**REQUEST:**
Restate the entries below verbatim.

[Collected data]
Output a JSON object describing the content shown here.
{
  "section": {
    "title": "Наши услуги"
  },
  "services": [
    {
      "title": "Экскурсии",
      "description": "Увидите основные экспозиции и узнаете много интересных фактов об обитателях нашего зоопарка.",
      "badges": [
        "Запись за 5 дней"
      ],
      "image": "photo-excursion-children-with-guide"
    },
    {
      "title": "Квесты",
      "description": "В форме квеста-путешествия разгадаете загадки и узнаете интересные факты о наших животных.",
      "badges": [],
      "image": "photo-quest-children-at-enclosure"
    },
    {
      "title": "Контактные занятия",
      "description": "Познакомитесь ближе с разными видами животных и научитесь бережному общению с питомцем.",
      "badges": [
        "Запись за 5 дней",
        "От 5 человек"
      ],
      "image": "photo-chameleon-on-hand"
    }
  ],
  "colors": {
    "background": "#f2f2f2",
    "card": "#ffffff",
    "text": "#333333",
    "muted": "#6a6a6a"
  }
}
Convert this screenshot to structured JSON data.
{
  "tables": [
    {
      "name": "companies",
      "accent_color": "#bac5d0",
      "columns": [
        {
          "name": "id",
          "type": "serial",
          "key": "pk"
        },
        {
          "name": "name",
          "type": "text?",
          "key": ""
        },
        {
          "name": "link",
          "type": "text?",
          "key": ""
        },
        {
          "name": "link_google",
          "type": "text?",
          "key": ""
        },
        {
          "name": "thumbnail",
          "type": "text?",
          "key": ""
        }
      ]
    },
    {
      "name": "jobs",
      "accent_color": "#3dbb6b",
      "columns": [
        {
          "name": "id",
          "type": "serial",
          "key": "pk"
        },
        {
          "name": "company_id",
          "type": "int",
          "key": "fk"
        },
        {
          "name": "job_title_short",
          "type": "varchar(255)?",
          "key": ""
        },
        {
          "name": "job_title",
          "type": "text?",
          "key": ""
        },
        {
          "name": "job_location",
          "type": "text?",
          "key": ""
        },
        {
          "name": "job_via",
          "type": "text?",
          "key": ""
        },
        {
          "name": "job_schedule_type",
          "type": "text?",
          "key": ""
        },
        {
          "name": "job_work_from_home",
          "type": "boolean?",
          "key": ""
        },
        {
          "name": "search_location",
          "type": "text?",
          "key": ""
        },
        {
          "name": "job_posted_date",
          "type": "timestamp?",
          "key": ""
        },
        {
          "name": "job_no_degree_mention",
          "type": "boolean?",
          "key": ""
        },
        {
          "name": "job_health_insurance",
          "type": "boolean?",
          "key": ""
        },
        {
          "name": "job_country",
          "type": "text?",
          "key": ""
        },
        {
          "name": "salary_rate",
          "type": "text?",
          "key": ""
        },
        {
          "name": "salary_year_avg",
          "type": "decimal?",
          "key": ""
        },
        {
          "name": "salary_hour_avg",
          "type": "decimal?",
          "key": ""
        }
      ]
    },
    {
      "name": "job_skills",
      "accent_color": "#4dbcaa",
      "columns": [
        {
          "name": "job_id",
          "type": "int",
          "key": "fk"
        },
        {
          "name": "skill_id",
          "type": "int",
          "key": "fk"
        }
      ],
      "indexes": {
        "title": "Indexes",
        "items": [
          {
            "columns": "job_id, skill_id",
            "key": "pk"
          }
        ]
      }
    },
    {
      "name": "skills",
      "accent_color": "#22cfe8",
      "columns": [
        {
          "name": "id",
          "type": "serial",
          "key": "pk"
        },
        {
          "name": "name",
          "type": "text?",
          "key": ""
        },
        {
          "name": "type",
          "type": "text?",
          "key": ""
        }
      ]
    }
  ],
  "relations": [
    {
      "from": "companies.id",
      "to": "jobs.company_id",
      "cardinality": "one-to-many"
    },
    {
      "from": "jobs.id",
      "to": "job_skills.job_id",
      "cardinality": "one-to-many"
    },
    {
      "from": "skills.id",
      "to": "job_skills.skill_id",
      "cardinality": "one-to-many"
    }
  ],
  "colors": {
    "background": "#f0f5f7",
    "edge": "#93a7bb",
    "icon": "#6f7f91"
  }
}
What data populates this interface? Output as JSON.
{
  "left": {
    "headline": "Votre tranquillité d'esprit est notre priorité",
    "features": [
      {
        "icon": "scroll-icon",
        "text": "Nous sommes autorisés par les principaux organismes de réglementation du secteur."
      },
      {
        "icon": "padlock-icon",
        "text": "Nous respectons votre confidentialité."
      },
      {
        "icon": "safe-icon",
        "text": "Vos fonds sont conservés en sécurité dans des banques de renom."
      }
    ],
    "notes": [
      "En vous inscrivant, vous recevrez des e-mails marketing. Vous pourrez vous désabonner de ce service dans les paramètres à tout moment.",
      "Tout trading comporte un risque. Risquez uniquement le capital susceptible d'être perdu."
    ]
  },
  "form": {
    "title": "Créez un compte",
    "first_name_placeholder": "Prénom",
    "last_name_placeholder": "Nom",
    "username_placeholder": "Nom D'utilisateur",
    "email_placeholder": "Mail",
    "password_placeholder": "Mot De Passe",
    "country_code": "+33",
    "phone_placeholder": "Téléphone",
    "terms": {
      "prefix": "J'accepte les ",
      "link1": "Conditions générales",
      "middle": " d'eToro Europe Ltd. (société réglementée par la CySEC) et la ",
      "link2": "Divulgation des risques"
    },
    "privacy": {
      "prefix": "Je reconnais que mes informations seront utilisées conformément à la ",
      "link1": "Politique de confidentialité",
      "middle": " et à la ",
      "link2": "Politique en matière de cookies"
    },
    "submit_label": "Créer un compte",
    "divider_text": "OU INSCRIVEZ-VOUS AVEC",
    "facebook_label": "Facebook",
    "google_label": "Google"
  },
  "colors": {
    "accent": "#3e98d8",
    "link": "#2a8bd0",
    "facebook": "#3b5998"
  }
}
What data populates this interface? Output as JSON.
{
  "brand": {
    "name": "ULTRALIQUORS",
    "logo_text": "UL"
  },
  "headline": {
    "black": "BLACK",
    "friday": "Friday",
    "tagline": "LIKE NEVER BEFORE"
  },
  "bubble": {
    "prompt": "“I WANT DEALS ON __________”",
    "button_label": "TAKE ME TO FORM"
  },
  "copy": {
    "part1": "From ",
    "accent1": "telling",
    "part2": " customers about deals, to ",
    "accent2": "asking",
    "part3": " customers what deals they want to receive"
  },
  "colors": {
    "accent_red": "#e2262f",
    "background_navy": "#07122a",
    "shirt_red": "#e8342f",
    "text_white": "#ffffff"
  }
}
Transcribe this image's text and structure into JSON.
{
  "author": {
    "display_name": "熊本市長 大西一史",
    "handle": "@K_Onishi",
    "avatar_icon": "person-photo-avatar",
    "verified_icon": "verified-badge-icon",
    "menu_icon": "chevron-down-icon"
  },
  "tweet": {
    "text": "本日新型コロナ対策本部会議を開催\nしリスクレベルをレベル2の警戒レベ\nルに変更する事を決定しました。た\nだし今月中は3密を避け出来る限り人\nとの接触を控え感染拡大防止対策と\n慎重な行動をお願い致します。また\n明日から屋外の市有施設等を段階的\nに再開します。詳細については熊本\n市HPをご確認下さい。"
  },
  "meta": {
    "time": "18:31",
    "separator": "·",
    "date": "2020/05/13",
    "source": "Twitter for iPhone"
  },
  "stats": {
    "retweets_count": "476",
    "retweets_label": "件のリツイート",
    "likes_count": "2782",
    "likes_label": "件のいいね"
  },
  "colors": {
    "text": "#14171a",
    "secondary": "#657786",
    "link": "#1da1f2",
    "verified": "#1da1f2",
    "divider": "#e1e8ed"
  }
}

**ANSWER TO THIS EXERCISE:**
Output a JSON object describing the content shown here.
{
  "section": {
    "title": "Наши услуги"
  },
  "services": [
    {
      "title": "Экскурсии",
      "description": "Увидите основные экспозиции и узнаете много интересных фактов об обитателях нашего зоопарка.",
      "badges": [
        "Запись за 5 дней"
      ],
      "image": "photo-excursion-children-with-guide"
    },
    {
      "title": "Квесты",
      "description": "В форме квеста-путешествия разгадаете загадки и узнаете интересные факты о наших животных.",
      "badges": [],
      "image": "photo-quest-children-at-enclosure"
    },
    {
      "title": "Контактные занятия",
      "description": "Познакомитесь ближе с разными видами животных и научитесь бережному общению с питомцем.",
      "badges": [
        "Запись за 5 дней",
        "От 5 человек"
      ],
      "image": "photo-chameleon-on-hand"
    }
  ],
  "colors": {
    "background": "#f2f2f2",
    "card": "#ffffff",
    "text": "#333333",
    "muted": "#6a6a6a"
  }
}
Convert this screenshot to structured JSON data.
{
  "tables": [
    {
      "name": "companies",
      "accent_color": "#bac5d0",
      "columns": [
        {
          "name": "id",
          "type": "serial",
          "key": "pk"
        },
        {
          "name": "name",
          "type": "text?",
          "key": ""
        },
        {
          "name": "link",
          "type": "text?",
          "key": ""
        },
        {
          "name": "link_google",
          "type": "text?",
          "key": ""
        },
        {
          "name": "thumbnail",
          "type": "text?",
          "key": ""
        }
      ]
    },
    {
      "name": "jobs",
      "accent_color": "#3dbb6b",
      "columns": [
        {
          "name": "id",
          "type": "serial",
          "key": "pk"
        },
        {
          "name": "company_id",
          "type": "int",
          "key": "fk"
        },
        {
          "name": "job_title_short",
          "type": "varchar(255)?",
          "key": ""
        },
        {
          "name": "job_title",
          "type": "text?",
          "key": ""
        },
        {
          "name": "job_location",
          "type": "text?",
          "key": ""
        },
        {
          "name": "job_via",
          "type": "text?",
          "key": ""
        },
        {
          "name": "job_schedule_type",
          "type": "text?",
          "key": ""
        },
        {
          "name": "job_work_from_home",
          "type": "boolean?",
          "key": ""
        },
        {
          "name": "search_location",
          "type": "text?",
          "key": ""
        },
        {
          "name": "job_posted_date",
          "type": "timestamp?",
          "key": ""
        },
        {
          "name": "job_no_degree_mention",
          "type": "boolean?",
          "key": ""
        },
        {
          "name": "job_health_insurance",
          "type": "boolean?",
          "key": ""
        },
        {
          "name": "job_country",
          "type": "text?",
          "key": ""
        },
        {
          "name": "salary_rate",
          "type": "text?",
          "key": ""
        },
        {
          "name": "salary_year_avg",
          "type": "decimal?",
          "key": ""
        },
        {
          "name": "salary_hour_avg",
          "type": "decimal?",
          "key": ""
        }
      ]
    },
    {
      "name": "job_skills",
      "accent_color": "#4dbcaa",
      "columns": [
        {
          "name": "job_id",
          "type": "int",
          "key": "fk"
        },
        {
          "name": "skill_id",
          "type": "int",
          "key": "fk"
        }
      ],
      "indexes": {
        "title": "Indexes",
        "items": [
          {
            "columns": "job_id, skill_id",
            "key": "pk"
          }
        ]
      }
    },
    {
      "name": "skills",
      "accent_color": "#22cfe8",
      "columns": [
        {
          "name": "id",
          "type": "serial",
          "key": "pk"
        },
        {
          "name": "name",
          "type": "text?",
          "key": ""
        },
        {
          "name": "type",
          "type": "text?",
          "key": ""
        }
      ]
    }
  ],
  "relations": [
    {
      "from": "companies.id",
      "to": "jobs.company_id",
      "cardinality": "one-to-many"
    },
    {
      "from": "jobs.id",
      "to": "job_skills.job_id",
      "cardinality": "one-to-many"
    },
    {
      "from": "skills.id",
      "to": "job_skills.skill_id",
      "cardinality": "one-to-many"
    }
  ],
  "colors": {
    "background": "#f0f5f7",
    "edge": "#93a7bb",
    "icon": "#6f7f91"
  }
}
What data populates this interface? Output as JSON.
{
  "left": {
    "headline": "Votre tranquillité d'esprit est notre priorité",
    "features": [
      {
        "icon": "scroll-icon",
        "text": "Nous sommes autorisés par les principaux organismes de réglementation du secteur."
      },
      {
        "icon": "padlock-icon",
        "text": "Nous respectons votre confidentialité."
      },
      {
        "icon": "safe-icon",
        "text": "Vos fonds sont conservés en sécurité dans des banques de renom."
      }
    ],
    "notes": [
      "En vous inscrivant, vous recevrez des e-mails marketing. Vous pourrez vous désabonner de ce service dans les paramètres à tout moment.",
      "Tout trading comporte un risque. Risquez uniquement le capital susceptible d'être perdu."
    ]
  },
  "form": {
    "title": "Créez un compte",
    "first_name_placeholder": "Prénom",
    "last_name_placeholder": "Nom",
    "username_placeholder": "Nom D'utilisateur",
    "email_placeholder": "Mail",
    "password_placeholder": "Mot De Passe",
    "country_code": "+33",
    "phone_placeholder": "Téléphone",
    "terms": {
      "prefix": "J'accepte les ",
      "link1": "Conditions générales",
      "middle": " d'eToro Europe Ltd. (société réglementée par la CySEC) et la ",
      "link2": "Divulgation des risques"
    },
    "privacy": {
      "prefix": "Je reconnais que mes informations seront utilisées conformément à la ",
      "link1": "Politique de confidentialité",
      "middle": " et à la ",
      "link2": "Politique en matière de cookies"
    },
    "submit_label": "Créer un compte",
    "divider_text": "OU INSCRIVEZ-VOUS AVEC",
    "facebook_label": "Facebook",
    "google_label": "Google"
  },
  "colors": {
    "accent": "#3e98d8",
    "link": "#2a8bd0",
    "facebook": "#3b5998"
  }
}
What data populates this interface? Output as JSON.
{
  "brand": {
    "name": "ULTRALIQUORS",
    "logo_text": "UL"
  },
  "headline": {
    "black": "BLACK",
    "friday": "Friday",
    "tagline": "LIKE NEVER BEFORE"
  },
  "bubble": {
    "prompt": "“I WANT DEALS ON __________”",
    "button_label": "TAKE ME TO FORM"
  },
  "copy": {
    "part1": "From ",
    "accent1": "telling",
    "part2": " customers about deals, to ",
    "accent2": "asking",
    "part3": " customers what deals they want to receive"
  },
  "colors": {
    "accent_red": "#e2262f",
    "background_navy": "#07122a",
    "shirt_red": "#e8342f",
    "text_white": "#ffffff"
  }
}
Transcribe this image's text and structure into JSON.
{
  "author": {
    "display_name": "熊本市長 大西一史",
    "handle": "@K_Onishi",
    "avatar_icon": "person-photo-avatar",
    "verified_icon": "verified-badge-icon",
    "menu_icon": "chevron-down-icon"
  },
  "tweet": {
    "text": "本日新型コロナ対策本部会議を開催\nしリスクレベルをレベル2の警戒レベ\nルに変更する事を決定しました。た\nだし今月中は3密を避け出来る限り人\nとの接触を控え感染拡大防止対策と\n慎重な行動をお願い致します。また\n明日から屋外の市有施設等を段階的\nに再開します。詳細については熊本\n市HPをご確認下さい。"
  },
  "meta": {
    "time": "18:31",
    "separator": "·",
    "date": "2020/05/13",
    "source": "Twitter for iPhone"
  },
  "stats": {
    "retweets_count": "476",
    "retweets_label": "件のリツイート",
    "likes_count": "2782",
    "likes_label": "件のいいね"
  },
  "colors": {
    "text": "#14171a",
    "secondary": "#657786",
    "link": "#1da1f2",
    "verified": "#1da1f2",
    "divider": "#e1e8ed"
  }
}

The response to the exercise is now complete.